--- What you will do ---
No images are to be carried over; print all other material exactly as it stands.

--- Records shown ---
┄┄┄┄┄┄┄┄┄┄┄┄┄┄┄┄┄┄┄┄

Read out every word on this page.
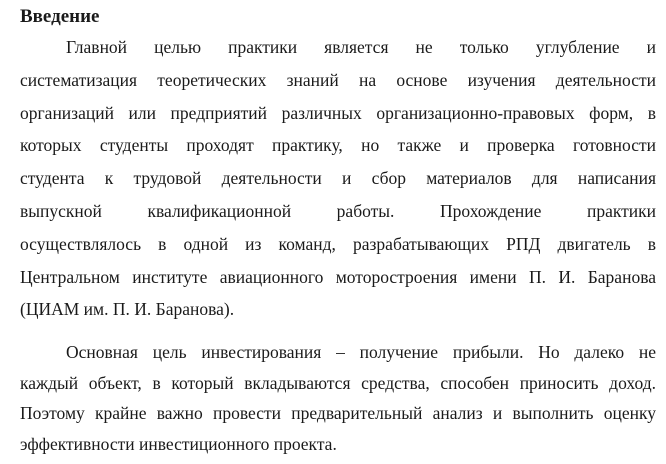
Введение
Главной целью практики является не только углубление и
систематизация теоретических знаний на основе изучения деятельности
организаций или предприятий различных организационно-правовых форм, в
которых студенты проходят практику, но также и проверка готовности
студента к трудовой деятельности и сбор материалов для написания
выпускной квалификационной работы. Прохождение практики
осуществлялось в одной из команд, разрабатывающих РПД двигатель в
Центральном институте авиационного моторостроения имени П. И. Баранова
(ЦИАМ им. П. И. Баранова).
Основная цель инвестирования – получение прибыли. Но далеко не
каждый объект, в который вкладываются средства, способен приносить доход.
Поэтому крайне важно провести предварительный анализ и выполнить оценку
эффективности инвестиционного проекта.
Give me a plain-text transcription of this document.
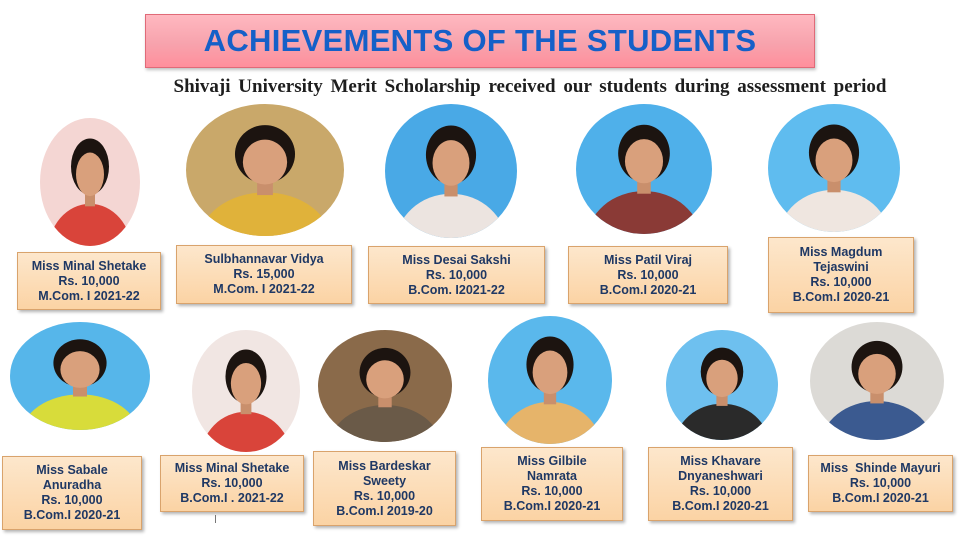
ACHIEVEMENTS OF THE STUDENTS
Shivaji University Merit Scholarship received our students during assessment period
Miss Minal Shetake
Rs. 10,000
M.Com. I 2021-22
Sulbhannavar Vidya
Rs. 15,000
M.Com. I 2021-22
Miss Desai Sakshi
Rs. 10,000
B.Com. I2021-22
Miss Patil Viraj
Rs. 10,000
B.Com.I 2020-21
Miss Magdum Tejaswini
Rs. 10,000
B.Com.I 2020-21
Miss Sabale Anuradha
Rs. 10,000
B.Com.I 2020-21
Miss Minal Shetake
Rs. 10,000
B.Com.I . 2021-22
Miss Bardeskar Sweety
Rs. 10,000
B.Com.I 2019-20
Miss Gilbile Namrata
Rs. 10,000
B.Com.I 2020-21
Miss Khavare Dnyaneshwari
Rs. 10,000
B.Com.I 2020-21
Miss  Shinde Mayuri
Rs. 10,000
B.Com.I 2020-21
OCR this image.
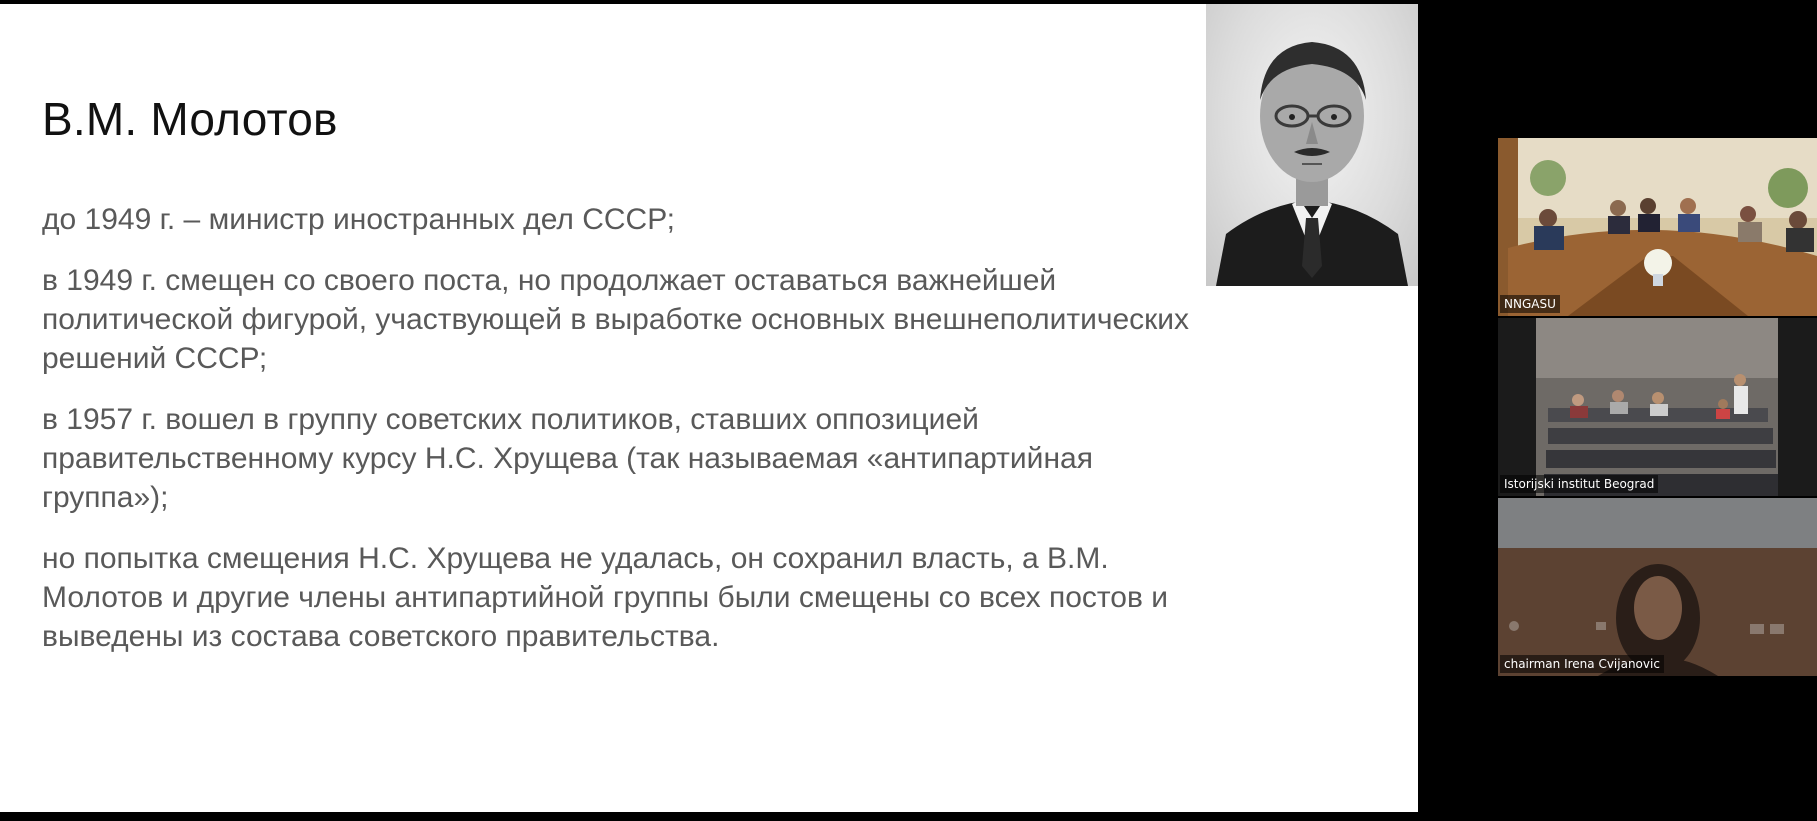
В.М. Молотов

до 1949 г. – министр иностранных дел СССР;

в 1949 г. смещен со своего поста, но продолжает оставаться важнейшей политической фигурой, участвующей в выработке основных внешнеполитических решений СССР;

в 1957 г. вошел в группу советских политиков, ставших оппозицией правительственному курсу Н.С. Хрущева (так называемая «антипартийная группа»);

но попытка смещения Н.С. Хрущева не удалась, он сохранил власть, а В.М. Молотов и другие члены антипартийной группы были смещены со всех постов и выведены из состава советского правительства.

NNGASU
Istorijski institut Beograd
chairman Irena Cvijanovic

┄┄┄┄┄┄┄┄┄┄┄┄┄┄┄┄┄┄┄┄

--- Output of the task ---
Read out every word on this page.
Введение
Главной целью практики является не только углубление и
систематизация теоретических знаний на основе изучения деятельности
организаций или предприятий различных организационно-правовых форм, в
которых студенты проходят практику, но также и проверка готовности
студента к трудовой деятельности и сбор материалов для написания
выпускной квалификационной работы. Прохождение практики
осуществлялось в одной из команд, разрабатывающих РПД двигатель в
Центральном институте авиационного моторостроения имени П. И. Баранова
(ЦИАМ им. П. И. Баранова).
Основная цель инвестирования – получение прибыли. Но далеко не
каждый объект, в который вкладываются средства, способен приносить доход.
Поэтому крайне важно провести предварительный анализ и выполнить оценку
эффективности инвестиционного проекта.
Give me a plain-text transcription of this document.
ACHIEVEMENTS OF THE STUDENTS
Shivaji University Merit Scholarship received our students during assessment period
Miss Minal Shetake
Rs. 10,000
M.Com. I 2021-22
Sulbhannavar Vidya
Rs. 15,000
M.Com. I 2021-22
Miss Desai Sakshi
Rs. 10,000
B.Com. I2021-22
Miss Patil Viraj
Rs. 10,000
B.Com.I 2020-21
Miss Magdum Tejaswini
Rs. 10,000
B.Com.I 2020-21
Miss Sabale Anuradha
Rs. 10,000
B.Com.I 2020-21
Miss Minal Shetake
Rs. 10,000
B.Com.I . 2021-22
Miss Bardeskar Sweety
Rs. 10,000
B.Com.I 2019-20
Miss Gilbile Namrata
Rs. 10,000
B.Com.I 2020-21
Miss Khavare Dnyaneshwari
Rs. 10,000
B.Com.I 2020-21
Miss  Shinde Mayuri
Rs. 10,000
B.Com.I 2020-21
OCR this image.
В.М. Молотов

до 1949 г. – министр иностранных дел СССР;

в 1949 г. смещен со своего поста, но продолжает оставаться важнейшей политической фигурой, участвующей в выработке основных внешнеполитических решений СССР;

в 1957 г. вошел в группу советских политиков, ставших оппозицией правительственному курсу Н.С. Хрущева (так называемая «антипартийная группа»);

но попытка смещения Н.С. Хрущева не удалась, он сохранил власть, а В.М. Молотов и другие члены антипартийной группы были смещены со всех постов и выведены из состава советского правительства.

NNGASU
Istorijski institut Beograd
chairman Irena Cvijanovic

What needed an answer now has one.